> **TASK INPUT**
◇ ◇ ◇ ◇
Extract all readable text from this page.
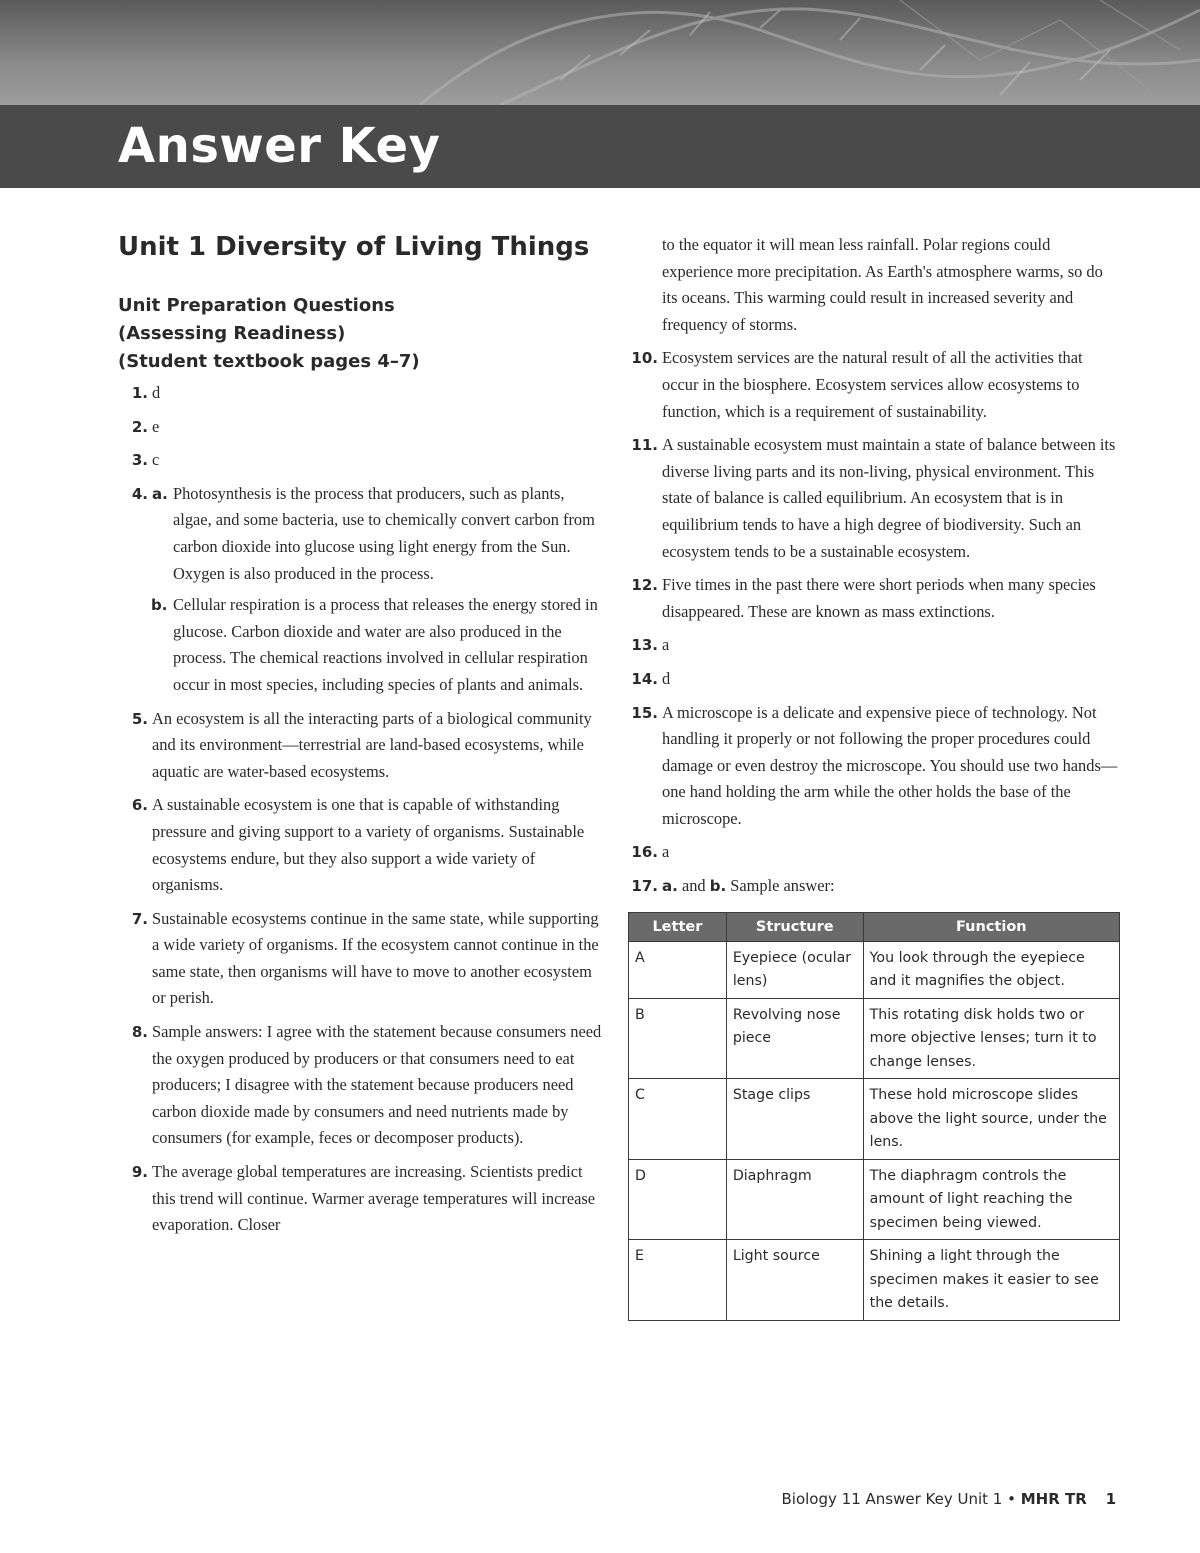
Answer Key
Unit 1 Diversity of Living Things
Unit Preparation Questions
(Assessing Readiness)
(Student textbook pages 4–7)
1. d
2. e
3. c
4. a. Photosynthesis is the process that producers, such as plants, algae, and some bacteria, use to chemically convert carbon from carbon dioxide into glucose using light energy from the Sun. Oxygen is also produced in the process.
b. Cellular respiration is a process that releases the energy stored in glucose. Carbon dioxide and water are also produced in the process. The chemical reactions involved in cellular respiration occur in most species, including species of plants and animals.
5. An ecosystem is all the interacting parts of a biological community and its environment—terrestrial are land-based ecosystems, while aquatic are water-based ecosystems.
6. A sustainable ecosystem is one that is capable of withstanding pressure and giving support to a variety of organisms. Sustainable ecosystems endure, but they also support a wide variety of organisms.
7. Sustainable ecosystems continue in the same state, while supporting a wide variety of organisms. If the ecosystem cannot continue in the same state, then organisms will have to move to another ecosystem or perish.
8. Sample answers: I agree with the statement because consumers need the oxygen produced by producers or that consumers need to eat producers; I disagree with the statement because producers need carbon dioxide made by consumers and need nutrients made by consumers (for example, feces or decomposer products).
9. The average global temperatures are increasing. Scientists predict this trend will continue. Warmer average temperatures will increase evaporation. Closer
to the equator it will mean less rainfall. Polar regions could experience more precipitation. As Earth's atmosphere warms, so do its oceans. This warming could result in increased severity and frequency of storms.
10. Ecosystem services are the natural result of all the activities that occur in the biosphere. Ecosystem services allow ecosystems to function, which is a requirement of sustainability.
11. A sustainable ecosystem must maintain a state of balance between its diverse living parts and its non-living, physical environment. This state of balance is called equilibrium. An ecosystem that is in equilibrium tends to have a high degree of biodiversity. Such an ecosystem tends to be a sustainable ecosystem.
12. Five times in the past there were short periods when many species disappeared. These are known as mass extinctions.
13. a
14. d
15. A microscope is a delicate and expensive piece of technology. Not handling it properly or not following the proper procedures could damage or even destroy the microscope. You should use two hands—one hand holding the arm while the other holds the base of the microscope.
16. a
17. a. and b. Sample answer:
Letter	Structure	Function
A	Eyepiece (ocular lens)	You look through the eyepiece and it magnifies the object.
B	Revolving nose piece	This rotating disk holds two or more objective lenses; turn it to change lenses.
C	Stage clips	These hold microscope slides above the light source, under the lens.
D	Diaphragm	The diaphragm controls the amount of light reaching the specimen being viewed.
E	Light source	Shining a light through the specimen makes it easier to see the details.
Biology 11 Answer Key Unit 1 • MHR TR 1
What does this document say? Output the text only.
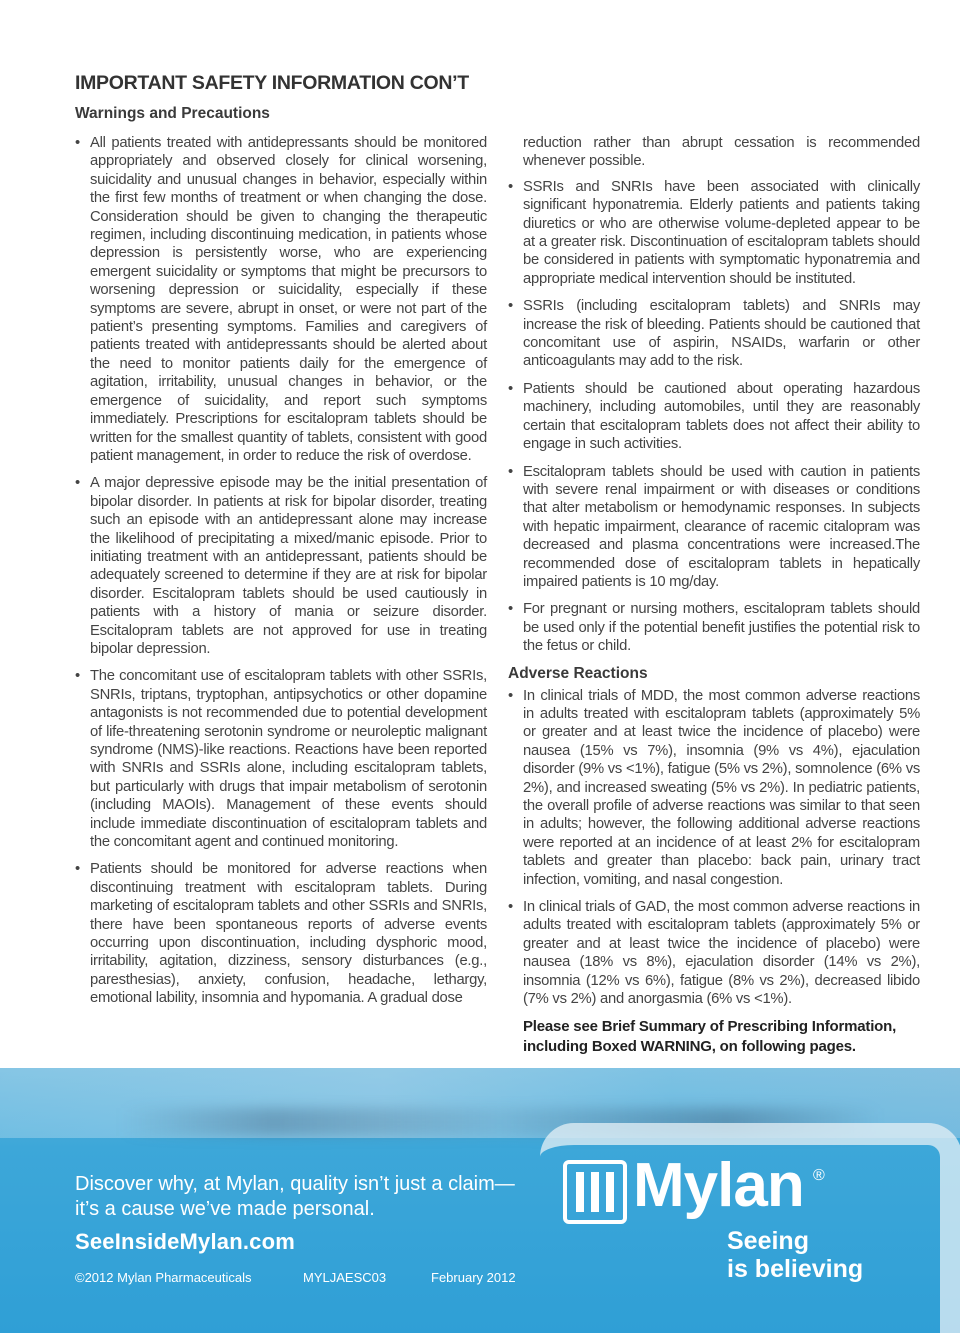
IMPORTANT SAFETY INFORMATION CON’T
Warnings and Precautions
• All patients treated with antidepressants should be monitored appropriately and observed closely for clinical worsening, suicidality and unusual changes in behavior, especially within the first few months of treatment or when changing the dose. Consideration should be given to changing the therapeutic regimen, including discontinuing medication, in patients whose depression is persistently worse, who are experiencing emergent suicidality or symptoms that might be precursors to worsening depression or suicidality, especially if these symptoms are severe, abrupt in onset, or were not part of the patient’s presenting symptoms. Families and caregivers of patients treated with antidepressants should be alerted about the need to monitor patients daily for the emergence of agitation, irritability, unusual changes in behavior, or the emergence of suicidality, and report such symptoms immediately. Prescriptions for escitalopram tablets should be written for the smallest quantity of tablets, consistent with good patient management, in order to reduce the risk of overdose.
• A major depressive episode may be the initial presentation of bipolar disorder. In patients at risk for bipolar disorder, treating such an episode with an antidepressant alone may increase the likelihood of precipitating a mixed/manic episode. Prior to initiating treatment with an antidepressant, patients should be adequately screened to determine if they are at risk for bipolar disorder. Escitalopram tablets should be used cautiously in patients with a history of mania or seizure disorder. Escitalopram tablets are not approved for use in treating bipolar depression.
• The concomitant use of escitalopram tablets with other SSRIs, SNRIs, triptans, tryptophan, antipsychotics or other dopamine antagonists is not recommended due to potential development of life-threatening serotonin syndrome or neuroleptic malignant syndrome (NMS)-like reactions. Reactions have been reported with SNRIs and SSRIs alone, including escitalopram tablets, but particularly with drugs that impair metabolism of serotonin (including MAOIs). Management of these events should include immediate discontinuation of escitalopram tablets and the concomitant agent and continued monitoring.
• Patients should be monitored for adverse reactions when discontinuing treatment with escitalopram tablets. During marketing of escitalopram tablets and other SSRIs and SNRIs, there have been spontaneous reports of adverse events occurring upon discontinuation, including dysphoric mood, irritability, agitation, dizziness, sensory disturbances (e.g., paresthesias), anxiety, confusion, headache, lethargy, emotional lability, insomnia and hypomania. A gradual dose

reduction rather than abrupt cessation is recommended whenever possible.

• SSRIs and SNRIs have been associated with clinically significant hyponatremia. Elderly patients and patients taking diuretics or who are otherwise volume-depleted appear to be at a greater risk. Discontinuation of escitalopram tablets should be considered in patients with symptomatic hyponatremia and appropriate medical intervention should be instituted.
• SSRIs (including escitalopram tablets) and SNRIs may increase the risk of bleeding. Patients should be cautioned that concomitant use of aspirin, NSAIDs, warfarin or other anticoagulants may add to the risk.
• Patients should be cautioned about operating hazardous machinery, including automobiles, until they are reasonably certain that escitalopram tablets does not affect their ability to engage in such activities.
• Escitalopram tablets should be used with caution in patients with severe renal impairment or with diseases or conditions that alter metabolism or hemodynamic responses. In subjects with hepatic impairment, clearance of racemic citalopram was decreased and plasma concentrations were increased.The recommended dose of escitalopram tablets in hepatically impaired patients is 10 mg/day.
• For pregnant or nursing mothers, escitalopram tablets should be used only if the potential benefit justifies the potential risk to the fetus or child.
Adverse Reactions
• In clinical trials of MDD, the most common adverse reactions in adults treated with escitalopram tablets (approximately 5% or greater and at least twice the incidence of placebo) were nausea (15% vs 7%), insomnia (9% vs 4%), ejaculation disorder (9% vs <1%), fatigue (5% vs 2%), somnolence (6% vs 2%), and increased sweating (5% vs 2%). In pediatric patients, the overall profile of adverse reactions was similar to that seen in adults; however, the following additional adverse reactions were reported at an incidence of at least 2% for escitalopram tablets and greater than placebo: back pain, urinary tract infection, vomiting, and nasal congestion.
• In clinical trials of GAD, the most common adverse reactions in adults treated with escitalopram tablets (approximately 5% or greater and at least twice the incidence of placebo) were nausea (18% vs 8%), ejaculation disorder (14% vs 2%), insomnia (12% vs 6%), fatigue (8% vs 2%), decreased libido (7% vs 2%) and anorgasmia (6% vs <1%).
Please see Brief Summary of Prescribing Information, including Boxed WARNING, on following pages.

Discover why, at Mylan, quality isn’t just a claim—it’s a cause we’ve made personal.

SeeInsideMylan.com
©2012 Mylan Pharmaceuticals	MYLJAESC03	February 2012
Mylan ®
Seeing
is believing
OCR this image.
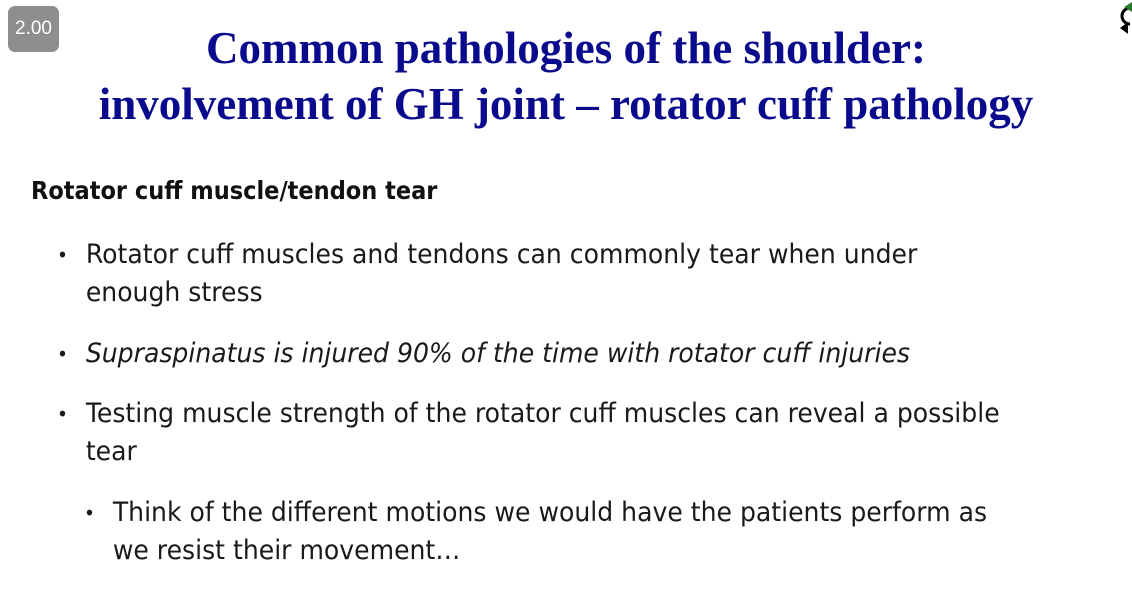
2.00	Common pathologies of the shoulder:
involvement of GH joint – rotator cuff pathology
Rotator cuff muscle/tendon tear
• Rotator cuff muscles and tendons can commonly tear when under
enough stress
• Supraspinatus is injured 90% of the time with rotator cuff injuries
• Testing muscle strength of the rotator cuff muscles can reveal a possible
tear
• Think of the different motions we would have the patients perform as
we resist their movement…
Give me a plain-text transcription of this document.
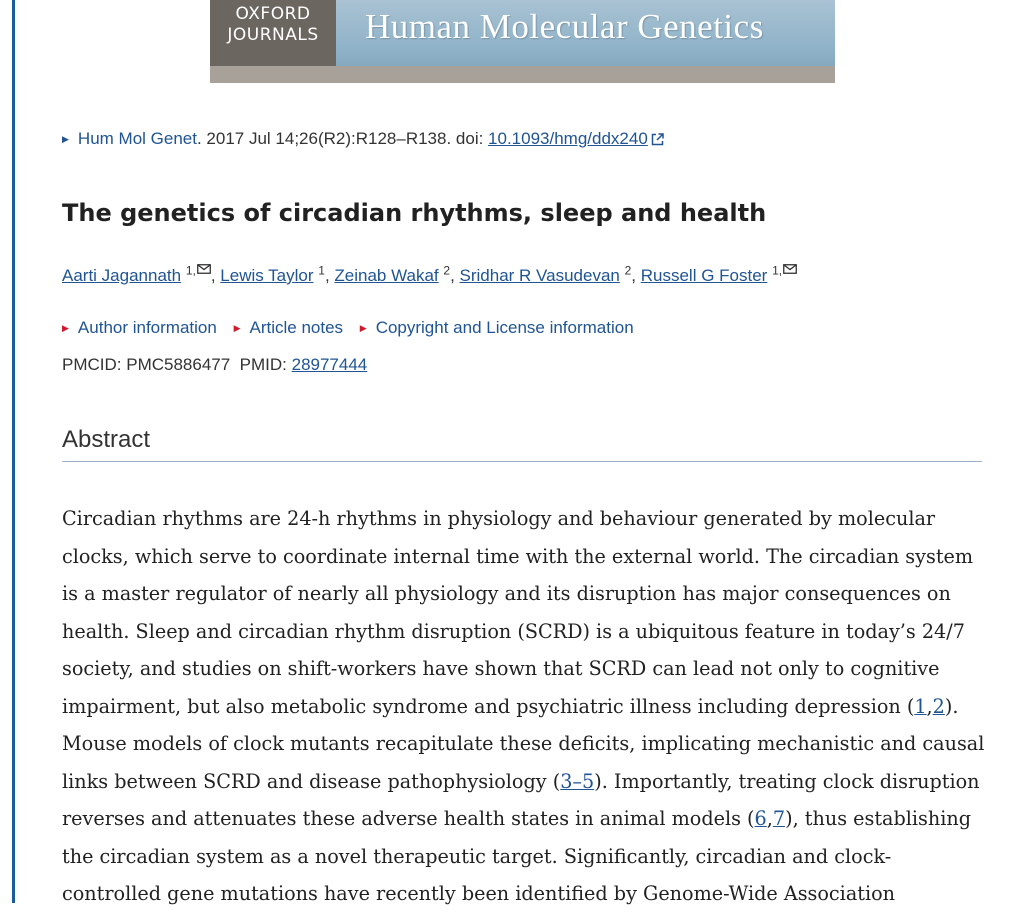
OXFORD
JOURNALS	Human Molecular Genetics
▶ Hum Mol Genet. 2017 Jul 14;26(R2):R128–R138. doi: 10.1093/hmg/ddx240
The genetics of circadian rhythms, sleep and health
Aarti Jagannath $^{1,}$ , Lewis Taylor $^1$, Zeinab Wakaf $^2$, Sridhar R Vasudevan $^2$, Russell G Foster $^{1,}$
▶ Author information ▶ Article notes ▶ Copyright and License information
PMCID: PMC5886477 PMID: 28977444
Abstract

Circadian rhythms are 24-h rhythms in physiology and behaviour generated by molecular clocks, which serve to coordinate internal time with the external world. The circadian system is a master regulator of nearly all physiology and its disruption has major consequences on health. Sleep and circadian rhythm disruption (SCRD) is a ubiquitous feature in today’s 24/7 society, and studies on shift-workers have shown that SCRD can lead not only to cognitive impairment, but also metabolic syndrome and psychiatric illness including depression (1,2). Mouse models of clock mutants recapitulate these deficits, implicating mechanistic and causal links between SCRD and disease pathophysiology (3–5). Importantly, treating clock disruption reverses and attenuates these adverse health states in animal models (6,7), thus establishing the circadian system as a novel therapeutic target. Significantly, circadian and clock-controlled gene mutations have recently been identified by Genome-Wide Association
◇ ◇ ◇ ◇
> **ACTIVITY**
Reproduce every line of the listing above in which the string "syndrome" appears.

> **WRITTEN RESPONSE**
• The concomitant use of escitalopram tablets with other SSRIs, SNRIs, triptans, tryptophan, antipsychotics or other dopamine antagonists is not recommended due to potential development of life-threatening serotonin syndrome or neuroleptic malignant syndrome (NMS)-like reactions. Reactions have been reported with SNRIs and SSRIs alone, including escitalopram tablets, but particularly with drugs that impair metabolism of serotonin (including MAOIs). Management of these events should include immediate discontinuation of escitalopram tablets and the concomitant agent and continued monitoring.
Circadian rhythms are 24-h rhythms in physiology and behaviour generated by molecular clocks, which serve to coordinate internal time with the external world. The circadian system is a master regulator of nearly all physiology and its disruption has major consequences on health. Sleep and circadian rhythm disruption (SCRD) is a ubiquitous feature in today’s 24/7 society, and studies on shift-workers have shown that SCRD can lead not only to cognitive impairment, but also metabolic syndrome and psychiatric illness including depression (1,2). Mouse models of clock mutants recapitulate these deficits, implicating mechanistic and causal links between SCRD and disease pathophysiology (3–5). Importantly, treating clock disruption reverses and attenuates these adverse health states in animal models (6,7), thus establishing the circadian system as a novel therapeutic target. Significantly, circadian and clock-controlled gene mutations have recently been identified by Genome-Wide Association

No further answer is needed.